▶ [TEXTO DE ORIGEM]
•••

Combina este elenco os factos primeiramente fixados na fase condensatória (fls. 77/81) – os factos logo provados a culminar o confronto de posições que teve expressão nos articulados – e os resultantes das respostas dadas em julgamento aos quesitos constantes da base instrutória (fls. 81/82 e 175/176), adrede elaborada na mesma ocasião, sendo que a Apelante, no que respeita a estes últimos factos (aos positivamente fixados), não pretende propriamente a alteração das respostas dadas pelo Tribunal a quo – intui-se do texto da motivação que a Apelante não contesta qualquer dessas respostas, não indicando provas que conduziriam a outras respostas a esses quesitos (v. artigo 690º-A, nº 1 do CPC) –, limitando-se a Apelante, pois, a pugnar pela consideração de uma determinada circunstância de facto não incluída nesse elenco: os AA. – afirmam-no eles próprios no recurso –, conforme decorreria do depoimento da testemunha (irmão da R.) P…, teriam ido habitar a moradia vendida alguns meses antes da formalização dessa venda (o contrato respectivo data de 05/04/2005, item 1. dos factos), devendo esta circunstância – defendem-no os Apelantes – ser adicionada por esta Relação ao rol dos factos (note-se que só assim seria possível a ponderação dessa circunstância)[4]. Expressando-se nestes termos o fundamento do recurso respeitante aos factos – a saber: deve ser adicionada a estes a circunstância dos AA. terem ido habitar para a moradia alguns meses antes da celebração do contrato de compra e venda –, importa esclarecer a razão pela qual este elemento não constou do elenco fáctico considerado pela primeira instância, sendo que desse esclarecimento resultará clara a não verificação de qualquer desvalor procedimental ou decisório por parte do Tribunal a quo.

•••

▶ [TAREFA A] Transcreva integralmente o texto de origem, sem qualquer alteração.
As linhas de dados não têm qualquer relação com o texto de origem.

Dados de posição dos elementos
•••

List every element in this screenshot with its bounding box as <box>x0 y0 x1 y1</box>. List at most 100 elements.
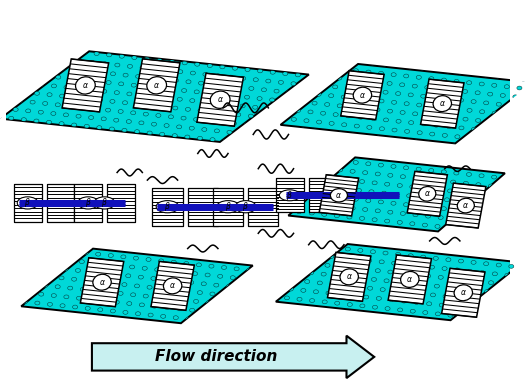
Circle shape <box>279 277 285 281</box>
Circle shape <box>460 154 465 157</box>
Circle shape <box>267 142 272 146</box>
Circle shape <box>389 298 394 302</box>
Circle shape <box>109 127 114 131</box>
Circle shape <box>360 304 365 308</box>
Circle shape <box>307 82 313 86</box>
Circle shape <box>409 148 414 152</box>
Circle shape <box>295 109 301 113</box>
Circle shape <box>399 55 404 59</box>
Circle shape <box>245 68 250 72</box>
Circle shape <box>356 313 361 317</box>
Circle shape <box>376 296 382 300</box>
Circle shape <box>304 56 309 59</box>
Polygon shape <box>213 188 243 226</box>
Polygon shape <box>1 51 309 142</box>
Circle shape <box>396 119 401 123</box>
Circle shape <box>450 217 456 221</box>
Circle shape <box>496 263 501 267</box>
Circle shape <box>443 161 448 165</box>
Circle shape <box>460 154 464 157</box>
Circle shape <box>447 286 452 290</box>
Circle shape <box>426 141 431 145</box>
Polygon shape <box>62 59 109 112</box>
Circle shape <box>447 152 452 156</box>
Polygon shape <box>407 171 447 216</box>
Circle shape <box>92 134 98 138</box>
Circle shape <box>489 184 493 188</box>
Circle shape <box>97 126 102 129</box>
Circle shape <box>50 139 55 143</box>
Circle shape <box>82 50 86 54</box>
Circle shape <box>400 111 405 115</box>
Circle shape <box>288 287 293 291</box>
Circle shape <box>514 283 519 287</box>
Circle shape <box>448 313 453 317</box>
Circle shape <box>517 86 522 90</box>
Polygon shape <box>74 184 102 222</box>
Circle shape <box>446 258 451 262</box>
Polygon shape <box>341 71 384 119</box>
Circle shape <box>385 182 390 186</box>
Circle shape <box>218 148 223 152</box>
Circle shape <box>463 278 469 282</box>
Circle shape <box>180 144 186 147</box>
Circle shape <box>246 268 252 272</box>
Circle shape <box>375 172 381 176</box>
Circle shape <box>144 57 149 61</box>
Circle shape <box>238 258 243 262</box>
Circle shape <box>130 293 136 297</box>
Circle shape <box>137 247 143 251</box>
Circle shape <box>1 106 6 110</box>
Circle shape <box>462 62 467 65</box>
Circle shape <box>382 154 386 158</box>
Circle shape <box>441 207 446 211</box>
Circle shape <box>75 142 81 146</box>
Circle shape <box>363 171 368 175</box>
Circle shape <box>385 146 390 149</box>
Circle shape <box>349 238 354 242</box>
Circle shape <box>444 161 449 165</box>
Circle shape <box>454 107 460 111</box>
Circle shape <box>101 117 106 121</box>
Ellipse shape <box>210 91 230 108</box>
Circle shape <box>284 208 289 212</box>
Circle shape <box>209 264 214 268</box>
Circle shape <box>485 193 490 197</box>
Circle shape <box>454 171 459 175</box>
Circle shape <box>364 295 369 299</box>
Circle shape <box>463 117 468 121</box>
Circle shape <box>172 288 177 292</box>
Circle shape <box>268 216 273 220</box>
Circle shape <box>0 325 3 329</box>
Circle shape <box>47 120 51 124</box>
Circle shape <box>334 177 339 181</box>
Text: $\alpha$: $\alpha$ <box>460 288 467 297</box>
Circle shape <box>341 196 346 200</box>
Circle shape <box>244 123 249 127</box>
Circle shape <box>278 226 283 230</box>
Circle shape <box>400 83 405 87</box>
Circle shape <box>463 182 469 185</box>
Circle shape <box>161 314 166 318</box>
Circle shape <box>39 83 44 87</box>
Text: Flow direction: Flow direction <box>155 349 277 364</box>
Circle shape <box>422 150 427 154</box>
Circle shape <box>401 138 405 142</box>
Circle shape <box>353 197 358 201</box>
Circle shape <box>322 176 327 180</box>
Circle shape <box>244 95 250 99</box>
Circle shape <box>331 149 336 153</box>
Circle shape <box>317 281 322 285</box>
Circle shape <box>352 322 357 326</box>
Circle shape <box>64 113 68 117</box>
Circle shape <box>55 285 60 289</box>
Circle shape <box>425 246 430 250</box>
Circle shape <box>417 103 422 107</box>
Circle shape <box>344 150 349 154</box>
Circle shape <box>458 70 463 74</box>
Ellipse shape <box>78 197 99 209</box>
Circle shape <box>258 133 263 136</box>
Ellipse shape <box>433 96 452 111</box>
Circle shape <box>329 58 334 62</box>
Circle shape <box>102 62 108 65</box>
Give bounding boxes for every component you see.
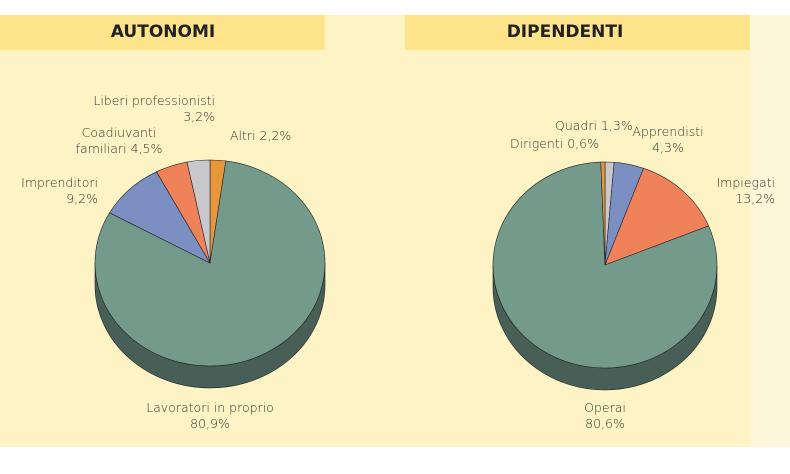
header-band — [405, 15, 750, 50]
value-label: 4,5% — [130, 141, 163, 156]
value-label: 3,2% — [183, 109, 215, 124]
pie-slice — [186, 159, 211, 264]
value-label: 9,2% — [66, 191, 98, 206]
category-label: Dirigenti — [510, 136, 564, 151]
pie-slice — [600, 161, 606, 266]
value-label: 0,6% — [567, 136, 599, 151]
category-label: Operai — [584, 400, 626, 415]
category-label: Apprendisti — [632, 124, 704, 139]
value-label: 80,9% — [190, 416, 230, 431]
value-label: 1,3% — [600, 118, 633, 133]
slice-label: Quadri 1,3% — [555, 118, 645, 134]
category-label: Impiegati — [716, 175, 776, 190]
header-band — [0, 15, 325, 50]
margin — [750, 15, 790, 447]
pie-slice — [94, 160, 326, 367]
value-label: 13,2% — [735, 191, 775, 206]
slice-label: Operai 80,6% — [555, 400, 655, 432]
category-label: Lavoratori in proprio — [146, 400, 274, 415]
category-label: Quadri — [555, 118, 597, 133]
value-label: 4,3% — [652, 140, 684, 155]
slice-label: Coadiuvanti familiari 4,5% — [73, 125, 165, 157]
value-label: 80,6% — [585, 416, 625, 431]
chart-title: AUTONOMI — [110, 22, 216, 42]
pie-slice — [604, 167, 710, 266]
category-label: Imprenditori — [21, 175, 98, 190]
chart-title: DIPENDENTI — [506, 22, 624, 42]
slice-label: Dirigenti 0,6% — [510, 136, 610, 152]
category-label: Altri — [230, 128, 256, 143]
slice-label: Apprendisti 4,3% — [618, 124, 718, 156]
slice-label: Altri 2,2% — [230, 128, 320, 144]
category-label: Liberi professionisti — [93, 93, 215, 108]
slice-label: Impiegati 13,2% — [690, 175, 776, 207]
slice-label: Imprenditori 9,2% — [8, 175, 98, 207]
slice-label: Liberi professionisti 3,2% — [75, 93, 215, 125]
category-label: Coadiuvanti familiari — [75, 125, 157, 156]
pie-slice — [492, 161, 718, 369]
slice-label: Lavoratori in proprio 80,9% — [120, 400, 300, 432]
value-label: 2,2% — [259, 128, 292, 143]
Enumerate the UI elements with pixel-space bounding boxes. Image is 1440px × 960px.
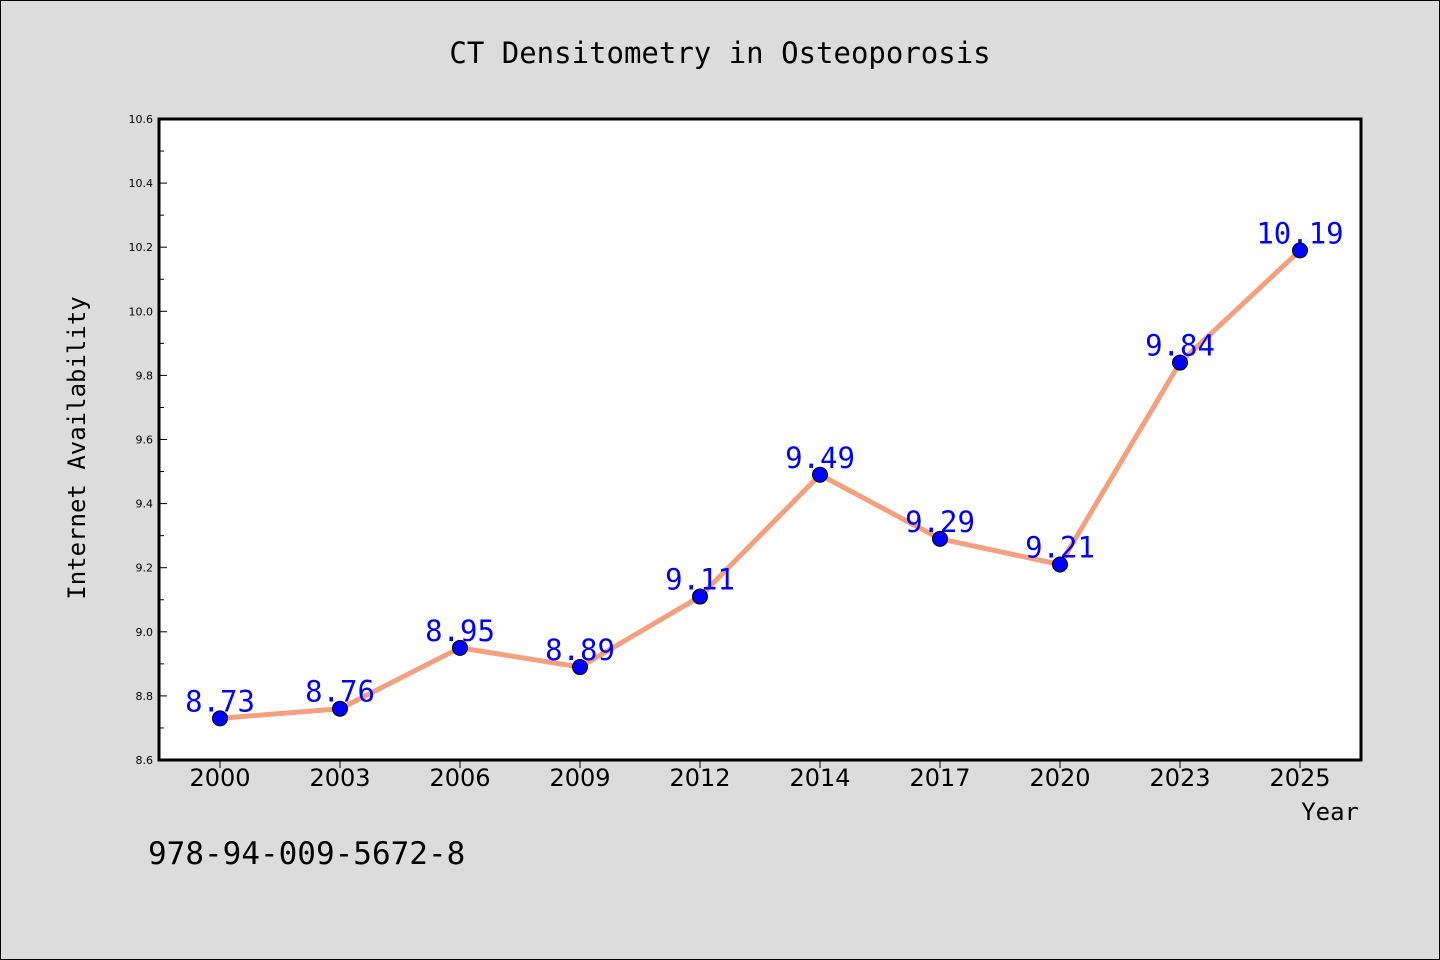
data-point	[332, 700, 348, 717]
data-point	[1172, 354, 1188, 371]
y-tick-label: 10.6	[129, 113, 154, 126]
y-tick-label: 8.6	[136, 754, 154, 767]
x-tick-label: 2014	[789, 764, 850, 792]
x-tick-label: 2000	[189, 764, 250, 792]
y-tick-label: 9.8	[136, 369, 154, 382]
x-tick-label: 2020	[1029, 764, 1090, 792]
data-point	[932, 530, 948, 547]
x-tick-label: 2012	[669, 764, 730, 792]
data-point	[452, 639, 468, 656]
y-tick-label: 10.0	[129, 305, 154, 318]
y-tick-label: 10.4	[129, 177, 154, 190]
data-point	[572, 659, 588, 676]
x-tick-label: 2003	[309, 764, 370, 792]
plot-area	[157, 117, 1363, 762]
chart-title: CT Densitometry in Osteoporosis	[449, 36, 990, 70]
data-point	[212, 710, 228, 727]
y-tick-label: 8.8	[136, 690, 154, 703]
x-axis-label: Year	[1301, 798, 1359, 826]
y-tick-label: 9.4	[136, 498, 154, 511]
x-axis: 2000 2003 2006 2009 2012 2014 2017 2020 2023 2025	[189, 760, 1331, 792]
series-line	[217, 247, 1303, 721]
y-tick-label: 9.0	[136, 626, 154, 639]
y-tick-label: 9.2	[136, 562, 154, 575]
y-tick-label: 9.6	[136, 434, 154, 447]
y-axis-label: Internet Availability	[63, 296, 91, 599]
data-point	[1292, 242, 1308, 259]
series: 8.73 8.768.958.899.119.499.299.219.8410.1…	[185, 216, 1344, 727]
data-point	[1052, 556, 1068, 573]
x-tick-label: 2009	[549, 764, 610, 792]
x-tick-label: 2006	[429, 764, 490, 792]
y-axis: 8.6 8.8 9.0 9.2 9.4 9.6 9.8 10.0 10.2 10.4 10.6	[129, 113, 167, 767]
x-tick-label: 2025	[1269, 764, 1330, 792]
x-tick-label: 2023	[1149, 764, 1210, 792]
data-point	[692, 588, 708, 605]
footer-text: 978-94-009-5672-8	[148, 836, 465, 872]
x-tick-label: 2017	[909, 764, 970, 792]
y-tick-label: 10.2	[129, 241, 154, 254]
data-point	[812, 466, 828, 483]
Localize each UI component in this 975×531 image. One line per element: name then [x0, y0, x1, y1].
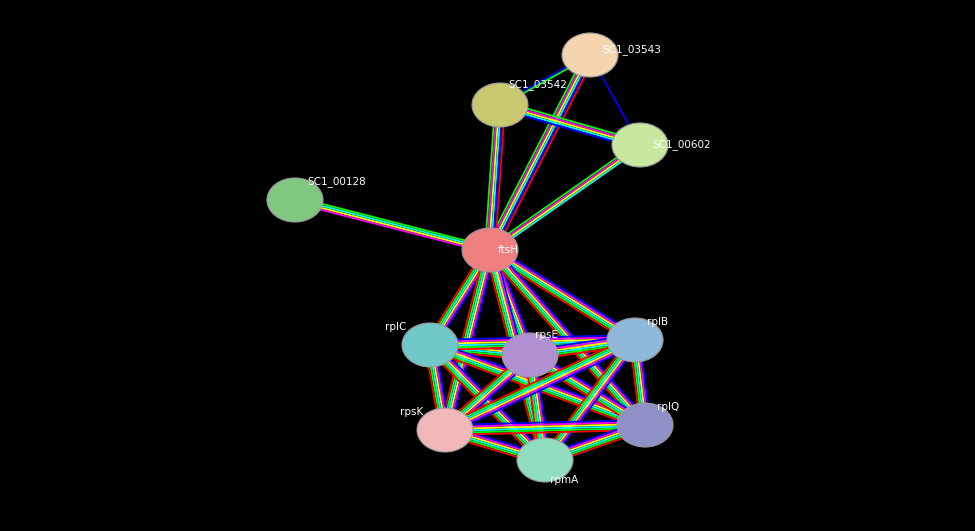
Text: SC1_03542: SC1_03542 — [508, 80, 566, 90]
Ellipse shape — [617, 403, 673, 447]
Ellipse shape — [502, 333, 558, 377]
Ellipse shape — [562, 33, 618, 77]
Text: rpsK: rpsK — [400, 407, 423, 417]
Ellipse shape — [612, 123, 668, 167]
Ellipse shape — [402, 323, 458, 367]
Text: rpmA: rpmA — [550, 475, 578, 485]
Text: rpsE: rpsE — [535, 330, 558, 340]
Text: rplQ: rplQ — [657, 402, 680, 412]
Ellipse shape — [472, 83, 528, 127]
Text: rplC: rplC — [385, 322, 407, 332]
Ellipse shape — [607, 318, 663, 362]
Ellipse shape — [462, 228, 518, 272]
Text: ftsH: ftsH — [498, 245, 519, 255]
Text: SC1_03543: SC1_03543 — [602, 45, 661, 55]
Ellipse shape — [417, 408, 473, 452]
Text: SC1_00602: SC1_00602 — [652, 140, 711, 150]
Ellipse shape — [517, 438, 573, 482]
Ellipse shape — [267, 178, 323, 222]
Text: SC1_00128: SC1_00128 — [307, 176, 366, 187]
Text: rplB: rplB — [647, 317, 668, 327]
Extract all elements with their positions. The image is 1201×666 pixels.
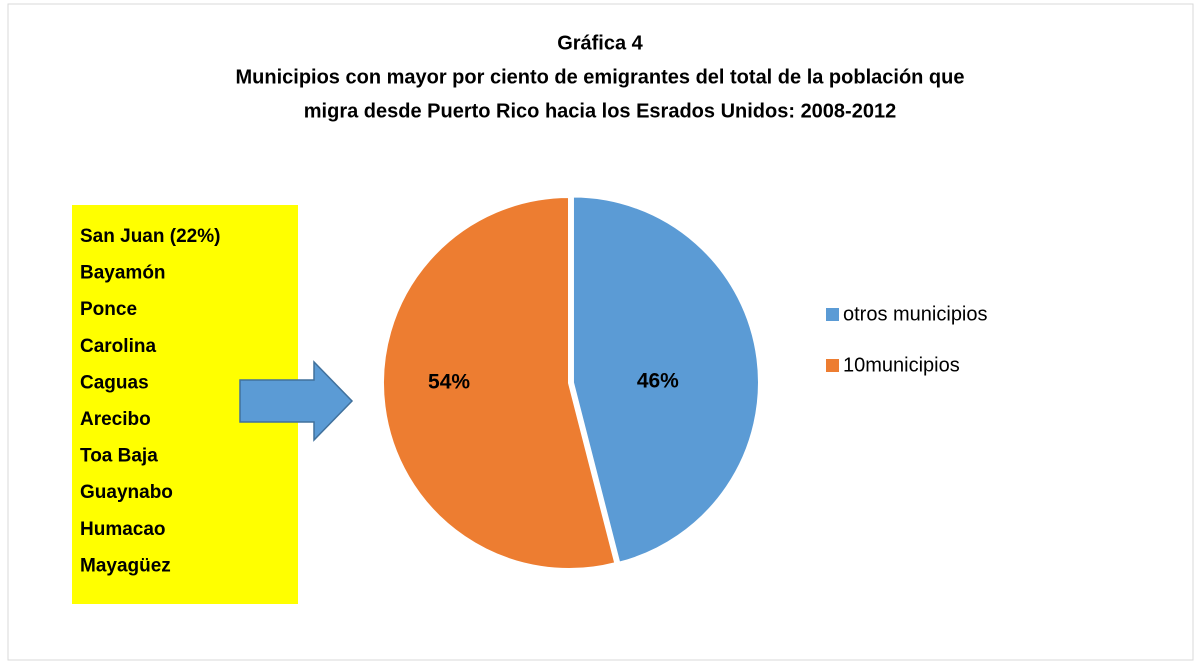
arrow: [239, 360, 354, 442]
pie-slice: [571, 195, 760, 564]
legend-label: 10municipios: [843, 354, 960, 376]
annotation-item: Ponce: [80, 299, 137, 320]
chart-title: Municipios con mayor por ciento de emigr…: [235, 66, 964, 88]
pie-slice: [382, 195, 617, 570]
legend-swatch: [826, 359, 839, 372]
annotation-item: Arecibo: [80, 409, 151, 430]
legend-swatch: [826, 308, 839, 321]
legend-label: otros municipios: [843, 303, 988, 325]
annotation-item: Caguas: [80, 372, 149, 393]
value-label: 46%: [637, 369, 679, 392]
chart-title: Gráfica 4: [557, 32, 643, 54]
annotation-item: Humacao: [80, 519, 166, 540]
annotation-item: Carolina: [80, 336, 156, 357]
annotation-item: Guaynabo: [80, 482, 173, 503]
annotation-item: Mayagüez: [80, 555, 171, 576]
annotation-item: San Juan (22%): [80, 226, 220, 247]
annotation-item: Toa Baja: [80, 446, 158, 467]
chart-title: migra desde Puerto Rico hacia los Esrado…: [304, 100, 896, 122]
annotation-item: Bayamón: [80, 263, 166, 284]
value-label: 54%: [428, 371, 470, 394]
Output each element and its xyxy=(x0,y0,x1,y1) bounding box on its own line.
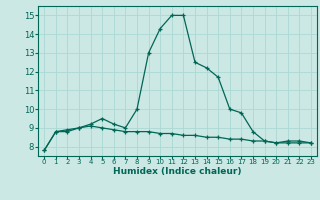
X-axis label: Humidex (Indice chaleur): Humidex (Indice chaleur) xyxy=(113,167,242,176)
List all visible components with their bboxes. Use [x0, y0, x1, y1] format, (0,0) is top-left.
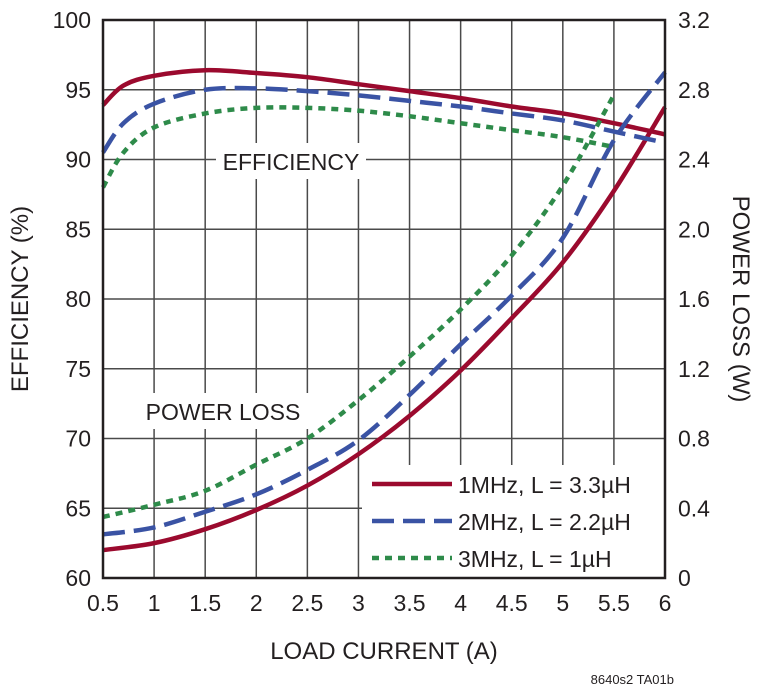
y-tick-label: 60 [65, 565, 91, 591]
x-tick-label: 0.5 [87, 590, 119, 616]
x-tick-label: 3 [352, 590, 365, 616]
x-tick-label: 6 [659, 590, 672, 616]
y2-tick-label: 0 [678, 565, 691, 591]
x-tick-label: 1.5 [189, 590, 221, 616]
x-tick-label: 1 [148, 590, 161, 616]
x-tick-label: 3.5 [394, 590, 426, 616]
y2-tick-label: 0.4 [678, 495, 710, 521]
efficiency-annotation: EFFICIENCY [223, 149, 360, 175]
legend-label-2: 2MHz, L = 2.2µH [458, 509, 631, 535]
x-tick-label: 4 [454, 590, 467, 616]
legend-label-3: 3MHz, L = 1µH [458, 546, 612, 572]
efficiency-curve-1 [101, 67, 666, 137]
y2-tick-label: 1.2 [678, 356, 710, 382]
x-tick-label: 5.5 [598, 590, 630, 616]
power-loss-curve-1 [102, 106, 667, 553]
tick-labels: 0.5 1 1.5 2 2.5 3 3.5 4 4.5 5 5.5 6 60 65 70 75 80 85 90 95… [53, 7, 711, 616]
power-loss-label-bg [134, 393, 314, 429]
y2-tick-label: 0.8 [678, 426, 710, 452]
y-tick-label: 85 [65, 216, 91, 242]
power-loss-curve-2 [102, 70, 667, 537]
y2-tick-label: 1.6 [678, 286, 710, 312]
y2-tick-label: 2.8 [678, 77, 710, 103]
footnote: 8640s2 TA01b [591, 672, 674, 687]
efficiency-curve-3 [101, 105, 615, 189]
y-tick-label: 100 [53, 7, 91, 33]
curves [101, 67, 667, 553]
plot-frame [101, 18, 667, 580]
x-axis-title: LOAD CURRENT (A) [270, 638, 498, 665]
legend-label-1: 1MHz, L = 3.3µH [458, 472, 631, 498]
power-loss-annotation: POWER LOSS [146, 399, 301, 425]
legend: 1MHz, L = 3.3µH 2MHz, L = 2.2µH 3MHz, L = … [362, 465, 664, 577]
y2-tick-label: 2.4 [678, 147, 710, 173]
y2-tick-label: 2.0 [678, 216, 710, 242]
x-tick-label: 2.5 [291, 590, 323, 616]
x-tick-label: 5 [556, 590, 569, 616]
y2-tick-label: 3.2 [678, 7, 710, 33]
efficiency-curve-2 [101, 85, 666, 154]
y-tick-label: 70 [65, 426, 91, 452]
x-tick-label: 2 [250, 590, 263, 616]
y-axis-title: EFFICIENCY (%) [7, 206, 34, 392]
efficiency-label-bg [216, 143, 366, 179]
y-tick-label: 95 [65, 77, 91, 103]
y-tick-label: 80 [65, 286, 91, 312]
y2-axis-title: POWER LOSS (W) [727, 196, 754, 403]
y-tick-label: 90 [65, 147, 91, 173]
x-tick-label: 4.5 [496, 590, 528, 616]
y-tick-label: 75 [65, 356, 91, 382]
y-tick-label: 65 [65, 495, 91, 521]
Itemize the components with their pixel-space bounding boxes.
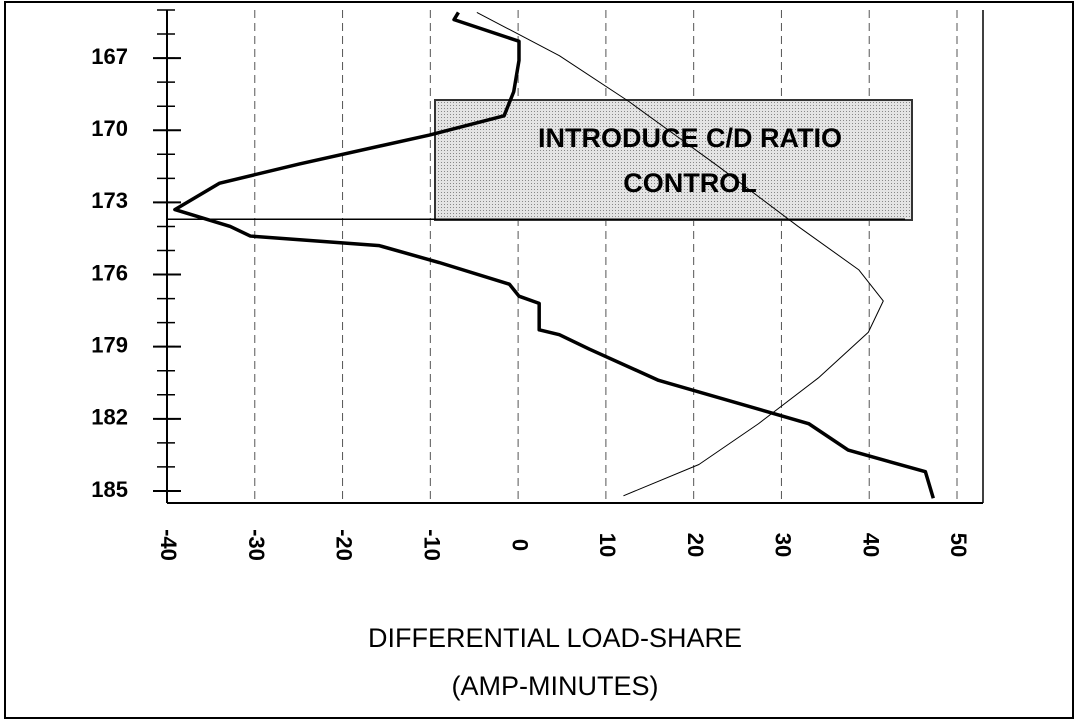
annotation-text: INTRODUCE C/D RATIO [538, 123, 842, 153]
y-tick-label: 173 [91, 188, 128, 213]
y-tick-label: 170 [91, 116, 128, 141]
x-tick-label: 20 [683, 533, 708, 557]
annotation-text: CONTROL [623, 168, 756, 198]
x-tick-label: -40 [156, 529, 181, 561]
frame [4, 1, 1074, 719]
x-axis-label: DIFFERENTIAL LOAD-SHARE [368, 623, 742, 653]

•••

▶ [TAREFA B] Converta numa tabela Markdown, com as colunas «Número» e «Linha», apenas o trecho das linhas de dados que vai da linha que contém "arrow: [239, 360, 354, 442]" até à linha que contém "annotation-item: Mayagüez: [80, 555, 171, 576]", ambas incluídas, omitindo as linhas em branco.

▶ [RESPOSTA COMPLETA A]
Combina este elenco os factos primeiramente fixados na fase condensatória (fls. 77/81) – os factos logo provados a culminar o confronto de posições que teve expressão nos articulados – e os resultantes das respostas dadas em julgamento aos quesitos constantes da base instrutória (fls. 81/82 e 175/176), adrede elaborada na mesma ocasião, sendo que a Apelante, no que respeita a estes últimos factos (aos positivamente fixados), não pretende propriamente a alteração das respostas dadas pelo Tribunal a quo – intui-se do texto da motivação que a Apelante não contesta qualquer dessas respostas, não indicando provas que conduziriam a outras respostas a esses quesitos (v. artigo 690º-A, nº 1 do CPC) –, limitando-se a Apelante, pois, a pugnar pela consideração de uma determinada circunstância de facto não incluída nesse elenco: os AA. – afirmam-no eles próprios no recurso –, conforme decorreria do depoimento da testemunha (irmão da R.) P…, teriam ido habitar a moradia vendida alguns meses antes da formalização dessa venda (o contrato respectivo data de 05/04/2005, item 1. dos factos), devendo esta circunstância – defendem-no os Apelantes – ser adicionada por esta Relação ao rol dos factos (note-se que só assim seria possível a ponderação dessa circunstância)[4]. Expressando-se nestes termos o fundamento do recurso respeitante aos factos – a saber: deve ser adicionada a estes a circunstância dos AA. terem ido habitar para a moradia alguns meses antes da celebração do contrato de compra e venda –, importa esclarecer a razão pela qual este elemento não constou do elenco fáctico considerado pela primeira instância, sendo que desse esclarecimento resultará clara a não verificação de qualquer desvalor procedimental ou decisório por parte do Tribunal a quo.

▶ [RESPOSTA COMPLETA B]
| Número | Linha |
|---|---|
| 1 | arrow: [239, 360, 354, 442] |
| 2 | pie-slice: [571, 195, 760, 564] |
| 3 | legend-label: 10municipios: [843, 354, 960, 376] |
| 4 | annotation-item: Ponce: [80, 299, 137, 320] |
| 5 | chart-title: Municipios con mayor por ciento de emigr…: [235, 66, 964, 88] |
| 6 | pie-slice: [382, 195, 617, 570] |
| 7 | legend-swatch: [826, 359, 839, 372] |
| 8 | annotation-item: Arecibo: [80, 409, 151, 430] |
| 9 | legend-swatch: [826, 308, 839, 321] |
| 10 | legend-label: otros municipios: [843, 303, 988, 325] |
| 11 | annotation-item: Caguas: [80, 372, 149, 393] |
| 12 | value-label: 46%: [637, 369, 679, 392] |
| 13 | chart-title: Gráfica 4: [557, 32, 643, 54] |
| 14 | annotation-item: Humacao: [80, 519, 166, 540] |
| 15 | annotation-item: Carolina: [80, 336, 156, 357] |
| 16 | annotation-item: Guaynabo: [80, 482, 173, 503] |
| 17 | annotation-item: Mayagüez: [80, 555, 171, 576] |